Extract every line that includes the string "JSON".

DATA SECTION:
-- Start --

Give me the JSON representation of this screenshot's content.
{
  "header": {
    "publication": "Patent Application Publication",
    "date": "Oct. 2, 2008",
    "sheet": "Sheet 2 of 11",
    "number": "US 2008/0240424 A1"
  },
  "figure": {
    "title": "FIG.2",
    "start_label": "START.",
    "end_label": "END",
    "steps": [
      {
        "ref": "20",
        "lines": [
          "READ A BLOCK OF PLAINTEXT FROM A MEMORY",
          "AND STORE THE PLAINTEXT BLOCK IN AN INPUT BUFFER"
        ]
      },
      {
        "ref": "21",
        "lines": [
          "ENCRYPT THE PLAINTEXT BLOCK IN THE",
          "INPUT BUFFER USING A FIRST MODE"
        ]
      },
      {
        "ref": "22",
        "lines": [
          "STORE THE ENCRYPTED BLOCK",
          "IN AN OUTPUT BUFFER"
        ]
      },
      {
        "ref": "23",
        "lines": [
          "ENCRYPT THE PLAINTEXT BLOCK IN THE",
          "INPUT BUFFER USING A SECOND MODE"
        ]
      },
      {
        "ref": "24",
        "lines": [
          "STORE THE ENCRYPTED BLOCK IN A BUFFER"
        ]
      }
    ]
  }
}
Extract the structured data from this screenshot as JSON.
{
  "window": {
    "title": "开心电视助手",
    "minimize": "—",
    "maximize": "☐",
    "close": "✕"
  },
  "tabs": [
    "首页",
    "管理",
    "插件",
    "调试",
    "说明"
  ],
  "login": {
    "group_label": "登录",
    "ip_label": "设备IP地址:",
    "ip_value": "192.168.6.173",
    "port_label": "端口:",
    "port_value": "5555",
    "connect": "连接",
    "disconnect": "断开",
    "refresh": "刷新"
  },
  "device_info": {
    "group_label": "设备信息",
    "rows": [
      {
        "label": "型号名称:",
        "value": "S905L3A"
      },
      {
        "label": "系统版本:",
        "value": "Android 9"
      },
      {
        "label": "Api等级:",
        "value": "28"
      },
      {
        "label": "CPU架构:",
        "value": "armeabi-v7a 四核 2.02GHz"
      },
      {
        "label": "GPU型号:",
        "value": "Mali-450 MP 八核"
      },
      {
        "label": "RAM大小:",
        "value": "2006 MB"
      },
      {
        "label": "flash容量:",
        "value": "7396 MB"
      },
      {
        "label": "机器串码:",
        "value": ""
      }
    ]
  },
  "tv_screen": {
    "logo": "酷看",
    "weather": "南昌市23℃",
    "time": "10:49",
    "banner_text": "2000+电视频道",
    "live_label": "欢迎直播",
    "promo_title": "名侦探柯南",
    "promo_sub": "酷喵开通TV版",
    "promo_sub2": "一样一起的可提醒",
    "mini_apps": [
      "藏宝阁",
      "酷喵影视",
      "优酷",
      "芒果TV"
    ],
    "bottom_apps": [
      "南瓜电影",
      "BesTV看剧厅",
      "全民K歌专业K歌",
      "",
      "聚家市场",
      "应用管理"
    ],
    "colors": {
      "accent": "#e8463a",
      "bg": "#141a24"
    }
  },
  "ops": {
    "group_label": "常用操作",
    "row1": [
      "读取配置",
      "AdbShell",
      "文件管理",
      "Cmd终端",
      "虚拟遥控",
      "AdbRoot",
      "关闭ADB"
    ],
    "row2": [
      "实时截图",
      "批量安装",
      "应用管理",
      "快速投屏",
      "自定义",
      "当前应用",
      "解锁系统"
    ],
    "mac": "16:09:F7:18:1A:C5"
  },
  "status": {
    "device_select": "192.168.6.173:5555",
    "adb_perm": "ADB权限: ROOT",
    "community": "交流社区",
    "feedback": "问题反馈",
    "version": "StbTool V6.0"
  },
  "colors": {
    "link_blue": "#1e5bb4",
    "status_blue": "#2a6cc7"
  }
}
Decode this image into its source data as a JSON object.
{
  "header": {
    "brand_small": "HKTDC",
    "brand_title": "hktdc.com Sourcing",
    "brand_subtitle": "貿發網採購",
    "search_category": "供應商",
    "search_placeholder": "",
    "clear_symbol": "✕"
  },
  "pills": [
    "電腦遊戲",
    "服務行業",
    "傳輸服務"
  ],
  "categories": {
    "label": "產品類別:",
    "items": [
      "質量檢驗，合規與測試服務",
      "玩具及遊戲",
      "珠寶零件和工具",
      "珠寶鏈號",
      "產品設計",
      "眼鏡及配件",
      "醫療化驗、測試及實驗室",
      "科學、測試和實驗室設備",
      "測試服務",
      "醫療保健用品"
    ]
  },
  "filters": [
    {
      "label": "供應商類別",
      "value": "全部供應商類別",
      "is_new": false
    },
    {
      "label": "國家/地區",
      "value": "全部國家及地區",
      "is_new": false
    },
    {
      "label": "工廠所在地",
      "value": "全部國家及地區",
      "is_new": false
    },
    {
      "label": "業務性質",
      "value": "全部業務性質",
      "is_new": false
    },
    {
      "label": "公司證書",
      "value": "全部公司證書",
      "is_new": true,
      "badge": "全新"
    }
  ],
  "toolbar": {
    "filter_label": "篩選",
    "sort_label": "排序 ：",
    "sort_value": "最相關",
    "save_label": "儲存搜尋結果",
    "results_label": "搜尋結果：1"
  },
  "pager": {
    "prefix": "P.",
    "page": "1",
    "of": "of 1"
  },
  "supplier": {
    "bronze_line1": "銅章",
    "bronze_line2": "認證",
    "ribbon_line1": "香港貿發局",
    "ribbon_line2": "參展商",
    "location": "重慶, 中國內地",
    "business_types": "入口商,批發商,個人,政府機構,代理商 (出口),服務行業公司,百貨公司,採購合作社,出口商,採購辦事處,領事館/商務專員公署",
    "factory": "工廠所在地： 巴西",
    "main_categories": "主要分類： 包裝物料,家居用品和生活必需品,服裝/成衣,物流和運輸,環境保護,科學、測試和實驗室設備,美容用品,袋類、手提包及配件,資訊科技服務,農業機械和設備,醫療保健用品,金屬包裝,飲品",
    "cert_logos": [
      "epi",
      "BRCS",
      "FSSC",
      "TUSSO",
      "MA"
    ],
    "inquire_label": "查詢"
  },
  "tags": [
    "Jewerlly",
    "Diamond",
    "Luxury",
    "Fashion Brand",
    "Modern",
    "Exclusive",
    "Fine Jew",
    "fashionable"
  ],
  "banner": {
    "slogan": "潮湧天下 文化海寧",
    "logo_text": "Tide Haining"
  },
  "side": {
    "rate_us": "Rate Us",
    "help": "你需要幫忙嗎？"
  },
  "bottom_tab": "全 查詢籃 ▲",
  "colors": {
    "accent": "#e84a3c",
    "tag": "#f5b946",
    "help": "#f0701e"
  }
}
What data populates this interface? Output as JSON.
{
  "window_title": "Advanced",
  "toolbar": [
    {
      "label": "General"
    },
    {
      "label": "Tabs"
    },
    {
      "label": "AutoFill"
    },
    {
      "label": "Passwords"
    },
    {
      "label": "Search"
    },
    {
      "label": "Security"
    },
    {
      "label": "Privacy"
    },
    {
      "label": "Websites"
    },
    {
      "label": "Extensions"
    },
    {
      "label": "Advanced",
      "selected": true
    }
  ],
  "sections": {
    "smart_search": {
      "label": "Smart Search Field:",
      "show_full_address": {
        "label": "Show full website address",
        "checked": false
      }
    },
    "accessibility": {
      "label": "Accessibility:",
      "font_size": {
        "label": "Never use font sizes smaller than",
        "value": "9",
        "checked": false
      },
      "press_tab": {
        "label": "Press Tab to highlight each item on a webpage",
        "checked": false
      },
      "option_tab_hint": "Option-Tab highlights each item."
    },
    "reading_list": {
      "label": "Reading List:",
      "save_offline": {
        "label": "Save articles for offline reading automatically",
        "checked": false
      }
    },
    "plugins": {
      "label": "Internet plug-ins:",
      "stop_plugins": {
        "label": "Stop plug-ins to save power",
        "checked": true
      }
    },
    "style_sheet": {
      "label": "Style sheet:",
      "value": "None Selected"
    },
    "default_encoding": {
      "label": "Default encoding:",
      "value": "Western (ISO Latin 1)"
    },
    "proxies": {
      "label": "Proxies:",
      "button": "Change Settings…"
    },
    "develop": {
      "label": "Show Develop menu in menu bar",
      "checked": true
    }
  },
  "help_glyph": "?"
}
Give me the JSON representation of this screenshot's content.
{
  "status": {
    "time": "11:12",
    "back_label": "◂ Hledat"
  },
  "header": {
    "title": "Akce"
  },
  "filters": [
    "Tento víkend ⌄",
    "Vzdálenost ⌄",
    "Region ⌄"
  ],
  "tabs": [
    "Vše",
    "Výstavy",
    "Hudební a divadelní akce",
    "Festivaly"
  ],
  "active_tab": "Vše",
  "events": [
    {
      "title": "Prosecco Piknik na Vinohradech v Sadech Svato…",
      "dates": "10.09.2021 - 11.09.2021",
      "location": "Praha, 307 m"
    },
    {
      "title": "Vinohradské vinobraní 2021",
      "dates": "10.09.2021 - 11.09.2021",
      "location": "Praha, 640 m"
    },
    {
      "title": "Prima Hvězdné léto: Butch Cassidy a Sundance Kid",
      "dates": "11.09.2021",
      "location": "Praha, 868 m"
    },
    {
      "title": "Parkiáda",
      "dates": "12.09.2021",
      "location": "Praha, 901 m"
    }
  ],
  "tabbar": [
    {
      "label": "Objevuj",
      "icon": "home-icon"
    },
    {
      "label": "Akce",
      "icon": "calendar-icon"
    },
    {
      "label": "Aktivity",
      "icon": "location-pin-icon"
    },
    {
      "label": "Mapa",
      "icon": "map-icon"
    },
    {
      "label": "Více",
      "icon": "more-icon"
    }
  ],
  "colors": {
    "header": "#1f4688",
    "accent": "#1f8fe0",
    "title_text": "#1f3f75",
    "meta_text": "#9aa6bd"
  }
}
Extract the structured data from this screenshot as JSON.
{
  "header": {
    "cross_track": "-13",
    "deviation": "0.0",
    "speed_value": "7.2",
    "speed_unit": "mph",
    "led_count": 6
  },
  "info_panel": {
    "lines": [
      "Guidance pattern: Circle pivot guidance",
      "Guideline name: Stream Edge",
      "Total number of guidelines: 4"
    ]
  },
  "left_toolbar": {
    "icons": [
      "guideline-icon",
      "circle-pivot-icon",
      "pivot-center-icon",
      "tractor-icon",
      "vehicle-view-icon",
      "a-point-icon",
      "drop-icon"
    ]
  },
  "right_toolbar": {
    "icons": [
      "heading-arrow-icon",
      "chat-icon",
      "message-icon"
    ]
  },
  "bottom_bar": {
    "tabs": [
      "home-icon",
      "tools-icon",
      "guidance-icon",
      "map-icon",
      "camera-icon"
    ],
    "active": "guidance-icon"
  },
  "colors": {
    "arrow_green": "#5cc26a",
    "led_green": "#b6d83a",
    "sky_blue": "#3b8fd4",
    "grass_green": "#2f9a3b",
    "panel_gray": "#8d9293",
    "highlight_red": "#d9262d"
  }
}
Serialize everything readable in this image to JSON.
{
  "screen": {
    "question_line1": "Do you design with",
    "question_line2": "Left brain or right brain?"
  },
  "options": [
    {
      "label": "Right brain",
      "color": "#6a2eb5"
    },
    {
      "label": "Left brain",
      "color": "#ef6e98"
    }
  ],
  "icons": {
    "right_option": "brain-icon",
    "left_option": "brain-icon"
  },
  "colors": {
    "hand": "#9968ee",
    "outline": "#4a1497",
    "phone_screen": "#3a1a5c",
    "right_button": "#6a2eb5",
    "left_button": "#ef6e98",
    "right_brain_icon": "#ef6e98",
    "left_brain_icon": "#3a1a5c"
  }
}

-- End --

EXERCISE SOLUTION:
Give me the JSON representation of this screenshot's content.
Extract the structured data from this screenshot as JSON.
Decode this image into its source data as a JSON object.
What data populates this interface? Output as JSON.
Give me the JSON representation of this screenshot's content.
Extract the structured data from this screenshot as JSON.
Serialize everything readable in this image to JSON.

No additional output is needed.